┌──

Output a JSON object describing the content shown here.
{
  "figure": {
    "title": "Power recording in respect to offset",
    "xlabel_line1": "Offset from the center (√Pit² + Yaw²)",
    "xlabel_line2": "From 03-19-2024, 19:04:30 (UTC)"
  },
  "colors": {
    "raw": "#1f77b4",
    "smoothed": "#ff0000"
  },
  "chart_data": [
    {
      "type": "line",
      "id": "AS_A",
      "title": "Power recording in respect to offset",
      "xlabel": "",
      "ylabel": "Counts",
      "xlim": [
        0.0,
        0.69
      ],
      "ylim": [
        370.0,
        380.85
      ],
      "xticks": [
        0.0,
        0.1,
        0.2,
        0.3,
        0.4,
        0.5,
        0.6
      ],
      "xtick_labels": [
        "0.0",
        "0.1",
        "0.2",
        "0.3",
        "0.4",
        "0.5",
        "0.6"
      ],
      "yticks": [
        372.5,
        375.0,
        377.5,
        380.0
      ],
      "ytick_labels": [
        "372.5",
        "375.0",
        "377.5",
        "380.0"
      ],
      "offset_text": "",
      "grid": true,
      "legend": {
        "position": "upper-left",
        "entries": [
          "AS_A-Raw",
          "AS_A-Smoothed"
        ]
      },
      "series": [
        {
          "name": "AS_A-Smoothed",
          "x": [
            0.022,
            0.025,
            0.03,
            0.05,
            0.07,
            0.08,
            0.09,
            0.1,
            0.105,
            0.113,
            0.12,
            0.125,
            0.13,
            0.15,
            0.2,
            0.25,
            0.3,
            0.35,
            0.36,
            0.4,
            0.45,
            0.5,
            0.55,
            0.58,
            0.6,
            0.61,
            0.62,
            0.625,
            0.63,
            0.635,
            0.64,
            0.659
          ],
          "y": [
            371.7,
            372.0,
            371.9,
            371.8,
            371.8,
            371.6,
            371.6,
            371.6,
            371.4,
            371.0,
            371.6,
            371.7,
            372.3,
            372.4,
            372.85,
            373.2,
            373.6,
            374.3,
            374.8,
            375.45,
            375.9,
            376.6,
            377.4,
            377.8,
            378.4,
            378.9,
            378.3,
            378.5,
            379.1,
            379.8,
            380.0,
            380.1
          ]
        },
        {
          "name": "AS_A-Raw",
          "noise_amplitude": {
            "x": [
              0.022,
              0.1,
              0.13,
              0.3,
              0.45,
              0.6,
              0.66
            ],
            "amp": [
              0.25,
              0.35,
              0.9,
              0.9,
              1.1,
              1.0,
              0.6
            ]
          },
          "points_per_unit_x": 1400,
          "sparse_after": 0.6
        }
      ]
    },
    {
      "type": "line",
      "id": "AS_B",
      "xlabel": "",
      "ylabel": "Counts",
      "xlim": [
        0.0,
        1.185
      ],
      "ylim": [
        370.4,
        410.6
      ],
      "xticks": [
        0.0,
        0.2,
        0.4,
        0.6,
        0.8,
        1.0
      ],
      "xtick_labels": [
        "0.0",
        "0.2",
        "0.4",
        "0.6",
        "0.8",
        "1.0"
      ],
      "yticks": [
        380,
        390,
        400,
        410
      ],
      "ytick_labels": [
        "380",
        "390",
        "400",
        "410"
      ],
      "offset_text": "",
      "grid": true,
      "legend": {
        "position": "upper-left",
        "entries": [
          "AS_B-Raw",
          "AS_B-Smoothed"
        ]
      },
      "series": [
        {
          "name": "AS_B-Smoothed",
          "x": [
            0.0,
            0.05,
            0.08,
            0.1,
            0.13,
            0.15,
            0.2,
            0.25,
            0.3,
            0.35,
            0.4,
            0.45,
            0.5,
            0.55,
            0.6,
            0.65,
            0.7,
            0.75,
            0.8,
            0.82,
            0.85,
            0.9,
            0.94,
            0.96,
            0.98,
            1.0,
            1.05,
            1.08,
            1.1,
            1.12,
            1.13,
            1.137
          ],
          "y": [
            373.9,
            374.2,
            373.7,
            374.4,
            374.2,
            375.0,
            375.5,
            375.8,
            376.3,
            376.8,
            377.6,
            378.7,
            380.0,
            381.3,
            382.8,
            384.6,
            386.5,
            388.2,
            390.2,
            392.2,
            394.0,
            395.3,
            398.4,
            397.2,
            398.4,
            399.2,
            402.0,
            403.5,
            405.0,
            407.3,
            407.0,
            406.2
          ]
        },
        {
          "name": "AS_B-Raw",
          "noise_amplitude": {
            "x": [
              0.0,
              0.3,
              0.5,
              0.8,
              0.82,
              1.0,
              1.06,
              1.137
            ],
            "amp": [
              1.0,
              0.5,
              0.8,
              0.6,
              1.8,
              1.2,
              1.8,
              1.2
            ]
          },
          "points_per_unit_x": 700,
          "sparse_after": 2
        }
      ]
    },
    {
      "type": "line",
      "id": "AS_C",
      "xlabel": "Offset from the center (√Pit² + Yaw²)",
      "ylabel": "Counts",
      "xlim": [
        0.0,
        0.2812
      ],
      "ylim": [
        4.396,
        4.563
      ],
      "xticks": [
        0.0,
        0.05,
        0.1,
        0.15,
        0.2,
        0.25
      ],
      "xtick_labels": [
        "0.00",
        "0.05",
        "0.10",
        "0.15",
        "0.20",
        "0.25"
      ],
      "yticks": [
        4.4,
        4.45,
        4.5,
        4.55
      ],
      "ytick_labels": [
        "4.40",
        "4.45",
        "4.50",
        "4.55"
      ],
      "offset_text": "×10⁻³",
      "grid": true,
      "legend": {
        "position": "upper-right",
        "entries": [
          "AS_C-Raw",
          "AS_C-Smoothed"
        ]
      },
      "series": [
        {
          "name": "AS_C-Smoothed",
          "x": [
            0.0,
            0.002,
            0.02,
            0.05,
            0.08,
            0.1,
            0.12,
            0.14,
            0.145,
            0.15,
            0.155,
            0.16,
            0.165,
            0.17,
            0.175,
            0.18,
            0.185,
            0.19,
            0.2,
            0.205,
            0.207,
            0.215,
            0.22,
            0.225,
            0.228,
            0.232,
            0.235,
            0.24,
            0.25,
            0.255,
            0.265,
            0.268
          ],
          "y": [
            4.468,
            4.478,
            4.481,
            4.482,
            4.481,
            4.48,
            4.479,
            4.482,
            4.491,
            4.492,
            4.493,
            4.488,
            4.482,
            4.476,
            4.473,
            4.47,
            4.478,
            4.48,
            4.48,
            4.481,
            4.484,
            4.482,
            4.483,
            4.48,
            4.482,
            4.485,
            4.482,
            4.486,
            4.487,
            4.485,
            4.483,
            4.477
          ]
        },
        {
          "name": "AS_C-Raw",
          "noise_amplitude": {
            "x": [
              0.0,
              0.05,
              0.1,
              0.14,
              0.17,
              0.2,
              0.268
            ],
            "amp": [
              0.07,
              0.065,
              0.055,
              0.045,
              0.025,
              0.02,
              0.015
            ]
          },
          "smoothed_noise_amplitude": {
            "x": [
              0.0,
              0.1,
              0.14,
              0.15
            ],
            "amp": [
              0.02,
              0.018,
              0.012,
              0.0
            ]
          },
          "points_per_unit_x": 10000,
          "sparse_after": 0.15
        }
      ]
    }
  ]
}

└──

* **AIM OF THE EXERCISE**
Give back all the records exactly as they stand.

* **RESPONSE**
Output a JSON object describing the content shown here.
{
  "figure": {
    "title": "Power recording in respect to offset",
    "xlabel_line1": "Offset from the center (√Pit² + Yaw²)",
    "xlabel_line2": "From 03-19-2024, 19:04:30 (UTC)"
  },
  "colors": {
    "raw": "#1f77b4",
    "smoothed": "#ff0000"
  },
  "chart_data": [
    {
      "type": "line",
      "id": "AS_A",
      "title": "Power recording in respect to offset",
      "xlabel": "",
      "ylabel": "Counts",
      "xlim": [
        0.0,
        0.69
      ],
      "ylim": [
        370.0,
        380.85
      ],
      "xticks": [
        0.0,
        0.1,
        0.2,
        0.3,
        0.4,
        0.5,
        0.6
      ],
      "xtick_labels": [
        "0.0",
        "0.1",
        "0.2",
        "0.3",
        "0.4",
        "0.5",
        "0.6"
      ],
      "yticks": [
        372.5,
        375.0,
        377.5,
        380.0
      ],
      "ytick_labels": [
        "372.5",
        "375.0",
        "377.5",
        "380.0"
      ],
      "offset_text": "",
      "grid": true,
      "legend": {
        "position": "upper-left",
        "entries": [
          "AS_A-Raw",
          "AS_A-Smoothed"
        ]
      },
      "series": [
        {
          "name": "AS_A-Smoothed",
          "x": [
            0.022,
            0.025,
            0.03,
            0.05,
            0.07,
            0.08,
            0.09,
            0.1,
            0.105,
            0.113,
            0.12,
            0.125,
            0.13,
            0.15,
            0.2,
            0.25,
            0.3,
            0.35,
            0.36,
            0.4,
            0.45,
            0.5,
            0.55,
            0.58,
            0.6,
            0.61,
            0.62,
            0.625,
            0.63,
            0.635,
            0.64,
            0.659
          ],
          "y": [
            371.7,
            372.0,
            371.9,
            371.8,
            371.8,
            371.6,
            371.6,
            371.6,
            371.4,
            371.0,
            371.6,
            371.7,
            372.3,
            372.4,
            372.85,
            373.2,
            373.6,
            374.3,
            374.8,
            375.45,
            375.9,
            376.6,
            377.4,
            377.8,
            378.4,
            378.9,
            378.3,
            378.5,
            379.1,
            379.8,
            380.0,
            380.1
          ]
        },
        {
          "name": "AS_A-Raw",
          "noise_amplitude": {
            "x": [
              0.022,
              0.1,
              0.13,
              0.3,
              0.45,
              0.6,
              0.66
            ],
            "amp": [
              0.25,
              0.35,
              0.9,
              0.9,
              1.1,
              1.0,
              0.6
            ]
          },
          "points_per_unit_x": 1400,
          "sparse_after": 0.6
        }
      ]
    },
    {
      "type": "line",
      "id": "AS_B",
      "xlabel": "",
      "ylabel": "Counts",
      "xlim": [
        0.0,
        1.185
      ],
      "ylim": [
        370.4,
        410.6
      ],
      "xticks": [
        0.0,
        0.2,
        0.4,
        0.6,
        0.8,
        1.0
      ],
      "xtick_labels": [
        "0.0",
        "0.2",
        "0.4",
        "0.6",
        "0.8",
        "1.0"
      ],
      "yticks": [
        380,
        390,
        400,
        410
      ],
      "ytick_labels": [
        "380",
        "390",
        "400",
        "410"
      ],
      "offset_text": "",
      "grid": true,
      "legend": {
        "position": "upper-left",
        "entries": [
          "AS_B-Raw",
          "AS_B-Smoothed"
        ]
      },
      "series": [
        {
          "name": "AS_B-Smoothed",
          "x": [
            0.0,
            0.05,
            0.08,
            0.1,
            0.13,
            0.15,
            0.2,
            0.25,
            0.3,
            0.35,
            0.4,
            0.45,
            0.5,
            0.55,
            0.6,
            0.65,
            0.7,
            0.75,
            0.8,
            0.82,
            0.85,
            0.9,
            0.94,
            0.96,
            0.98,
            1.0,
            1.05,
            1.08,
            1.1,
            1.12,
            1.13,
            1.137
          ],
          "y": [
            373.9,
            374.2,
            373.7,
            374.4,
            374.2,
            375.0,
            375.5,
            375.8,
            376.3,
            376.8,
            377.6,
            378.7,
            380.0,
            381.3,
            382.8,
            384.6,
            386.5,
            388.2,
            390.2,
            392.2,
            394.0,
            395.3,
            398.4,
            397.2,
            398.4,
            399.2,
            402.0,
            403.5,
            405.0,
            407.3,
            407.0,
            406.2
          ]
        },
        {
          "name": "AS_B-Raw",
          "noise_amplitude": {
            "x": [
              0.0,
              0.3,
              0.5,
              0.8,
              0.82,
              1.0,
              1.06,
              1.137
            ],
            "amp": [
              1.0,
              0.5,
              0.8,
              0.6,
              1.8,
              1.2,
              1.8,
              1.2
            ]
          },
          "points_per_unit_x": 700,
          "sparse_after": 2
        }
      ]
    },
    {
      "type": "line",
      "id": "AS_C",
      "xlabel": "Offset from the center (√Pit² + Yaw²)",
      "ylabel": "Counts",
      "xlim": [
        0.0,
        0.2812
      ],
      "ylim": [
        4.396,
        4.563
      ],
      "xticks": [
        0.0,
        0.05,
        0.1,
        0.15,
        0.2,
        0.25
      ],
      "xtick_labels": [
        "0.00",
        "0.05",
        "0.10",
        "0.15",
        "0.20",
        "0.25"
      ],
      "yticks": [
        4.4,
        4.45,
        4.5,
        4.55
      ],
      "ytick_labels": [
        "4.40",
        "4.45",
        "4.50",
        "4.55"
      ],
      "offset_text": "×10⁻³",
      "grid": true,
      "legend": {
        "position": "upper-right",
        "entries": [
          "AS_C-Raw",
          "AS_C-Smoothed"
        ]
      },
      "series": [
        {
          "name": "AS_C-Smoothed",
          "x": [
            0.0,
            0.002,
            0.02,
            0.05,
            0.08,
            0.1,
            0.12,
            0.14,
            0.145,
            0.15,
            0.155,
            0.16,
            0.165,
            0.17,
            0.175,
            0.18,
            0.185,
            0.19,
            0.2,
            0.205,
            0.207,
            0.215,
            0.22,
            0.225,
            0.228,
            0.232,
            0.235,
            0.24,
            0.25,
            0.255,
            0.265,
            0.268
          ],
          "y": [
            4.468,
            4.478,
            4.481,
            4.482,
            4.481,
            4.48,
            4.479,
            4.482,
            4.491,
            4.492,
            4.493,
            4.488,
            4.482,
            4.476,
            4.473,
            4.47,
            4.478,
            4.48,
            4.48,
            4.481,
            4.484,
            4.482,
            4.483,
            4.48,
            4.482,
            4.485,
            4.482,
            4.486,
            4.487,
            4.485,
            4.483,
            4.477
          ]
        },
        {
          "name": "AS_C-Raw",
          "noise_amplitude": {
            "x": [
              0.0,
              0.05,
              0.1,
              0.14,
              0.17,
              0.2,
              0.268
            ],
            "amp": [
              0.07,
              0.065,
              0.055,
              0.045,
              0.025,
              0.02,
              0.015
            ]
          },
          "smoothed_noise_amplitude": {
            "x": [
              0.0,
              0.1,
              0.14,
              0.15
            ],
            "amp": [
              0.02,
              0.018,
              0.012,
              0.0
            ]
          },
          "points_per_unit_x": 10000,
          "sparse_after": 0.15
        }
      ]
    }
  ]
}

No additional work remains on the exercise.